++++ Record set

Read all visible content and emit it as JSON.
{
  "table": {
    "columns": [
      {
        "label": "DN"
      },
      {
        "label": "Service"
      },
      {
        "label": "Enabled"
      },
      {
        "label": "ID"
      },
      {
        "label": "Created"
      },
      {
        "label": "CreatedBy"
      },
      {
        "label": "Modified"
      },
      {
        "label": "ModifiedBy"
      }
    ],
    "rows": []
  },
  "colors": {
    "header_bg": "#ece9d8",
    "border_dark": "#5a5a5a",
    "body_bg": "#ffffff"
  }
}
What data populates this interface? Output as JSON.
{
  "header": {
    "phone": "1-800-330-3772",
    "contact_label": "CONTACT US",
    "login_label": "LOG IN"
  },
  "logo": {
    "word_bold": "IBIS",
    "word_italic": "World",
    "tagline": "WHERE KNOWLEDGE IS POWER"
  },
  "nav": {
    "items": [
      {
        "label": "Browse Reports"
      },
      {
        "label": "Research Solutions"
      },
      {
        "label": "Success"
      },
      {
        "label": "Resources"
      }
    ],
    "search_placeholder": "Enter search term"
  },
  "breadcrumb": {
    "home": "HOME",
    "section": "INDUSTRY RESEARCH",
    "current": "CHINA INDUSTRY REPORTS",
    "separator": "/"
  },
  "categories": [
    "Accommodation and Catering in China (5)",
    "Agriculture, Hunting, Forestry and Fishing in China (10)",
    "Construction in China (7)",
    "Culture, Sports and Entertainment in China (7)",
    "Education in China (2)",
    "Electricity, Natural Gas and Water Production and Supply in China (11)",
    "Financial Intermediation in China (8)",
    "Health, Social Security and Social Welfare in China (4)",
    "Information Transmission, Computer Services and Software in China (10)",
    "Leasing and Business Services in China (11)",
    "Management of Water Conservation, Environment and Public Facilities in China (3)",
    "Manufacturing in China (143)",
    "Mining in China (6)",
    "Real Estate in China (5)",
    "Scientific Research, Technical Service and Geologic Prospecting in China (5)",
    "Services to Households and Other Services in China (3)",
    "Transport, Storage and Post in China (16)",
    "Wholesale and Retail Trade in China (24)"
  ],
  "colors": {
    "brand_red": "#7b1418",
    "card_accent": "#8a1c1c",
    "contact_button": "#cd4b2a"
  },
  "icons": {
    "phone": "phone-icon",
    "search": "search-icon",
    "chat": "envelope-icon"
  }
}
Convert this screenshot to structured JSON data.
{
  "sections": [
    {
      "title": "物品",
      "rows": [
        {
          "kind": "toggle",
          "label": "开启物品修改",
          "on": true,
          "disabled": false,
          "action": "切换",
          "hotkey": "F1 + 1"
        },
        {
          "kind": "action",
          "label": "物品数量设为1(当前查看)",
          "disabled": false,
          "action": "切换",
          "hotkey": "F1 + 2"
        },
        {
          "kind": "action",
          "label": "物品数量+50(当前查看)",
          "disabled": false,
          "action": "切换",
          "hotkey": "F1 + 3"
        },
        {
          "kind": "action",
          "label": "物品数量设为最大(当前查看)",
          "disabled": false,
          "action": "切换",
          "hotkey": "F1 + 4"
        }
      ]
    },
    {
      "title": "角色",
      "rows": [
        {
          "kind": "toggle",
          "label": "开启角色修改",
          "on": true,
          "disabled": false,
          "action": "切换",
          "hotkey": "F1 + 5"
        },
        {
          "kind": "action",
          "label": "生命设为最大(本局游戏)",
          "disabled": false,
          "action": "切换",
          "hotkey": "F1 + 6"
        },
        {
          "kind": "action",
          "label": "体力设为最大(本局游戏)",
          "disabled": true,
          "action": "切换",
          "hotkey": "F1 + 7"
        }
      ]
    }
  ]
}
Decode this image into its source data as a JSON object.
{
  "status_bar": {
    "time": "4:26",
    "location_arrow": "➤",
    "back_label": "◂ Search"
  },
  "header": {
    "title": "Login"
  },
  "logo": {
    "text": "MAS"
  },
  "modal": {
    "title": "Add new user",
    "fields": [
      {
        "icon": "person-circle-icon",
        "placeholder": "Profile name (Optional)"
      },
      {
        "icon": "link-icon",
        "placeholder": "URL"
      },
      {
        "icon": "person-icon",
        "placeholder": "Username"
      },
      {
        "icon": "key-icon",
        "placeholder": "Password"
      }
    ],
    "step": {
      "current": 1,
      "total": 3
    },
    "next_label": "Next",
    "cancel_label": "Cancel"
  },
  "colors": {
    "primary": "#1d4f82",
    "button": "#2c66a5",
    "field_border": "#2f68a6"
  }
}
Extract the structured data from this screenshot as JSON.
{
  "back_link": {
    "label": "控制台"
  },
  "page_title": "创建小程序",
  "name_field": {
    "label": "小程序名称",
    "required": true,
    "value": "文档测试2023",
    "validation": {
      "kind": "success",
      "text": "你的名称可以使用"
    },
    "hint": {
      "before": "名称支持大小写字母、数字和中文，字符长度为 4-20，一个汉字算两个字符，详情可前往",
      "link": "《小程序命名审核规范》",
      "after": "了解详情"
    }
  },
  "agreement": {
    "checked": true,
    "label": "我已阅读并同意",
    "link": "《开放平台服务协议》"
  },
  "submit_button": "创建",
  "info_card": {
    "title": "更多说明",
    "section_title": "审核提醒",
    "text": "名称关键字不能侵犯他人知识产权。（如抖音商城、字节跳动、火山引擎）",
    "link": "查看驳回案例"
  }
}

++++++++

■ Aim
Give again the lines from the line holding "Extract the structured" through the close of the listing, both included, exactly as written and with nothing else.

■ Complete answer
Extract the structured data from this screenshot as JSON.
{
  "back_link": {
    "label": "控制台"
  },
  "page_title": "创建小程序",
  "name_field": {
    "label": "小程序名称",
    "required": true,
    "value": "文档测试2023",
    "validation": {
      "kind": "success",
      "text": "你的名称可以使用"
    },
    "hint": {
      "before": "名称支持大小写字母、数字和中文，字符长度为 4-20，一个汉字算两个字符，详情可前往",
      "link": "《小程序命名审核规范》",
      "after": "了解详情"
    }
  },
  "agreement": {
    "checked": true,
    "label": "我已阅读并同意",
    "link": "《开放平台服务协议》"
  },
  "submit_button": "创建",
  "info_card": {
    "title": "更多说明",
    "section_title": "审核提醒",
    "text": "名称关键字不能侵犯他人知识产权。（如抖音商城、字节跳动、火山引擎）",
    "link": "查看驳回案例"
  }
}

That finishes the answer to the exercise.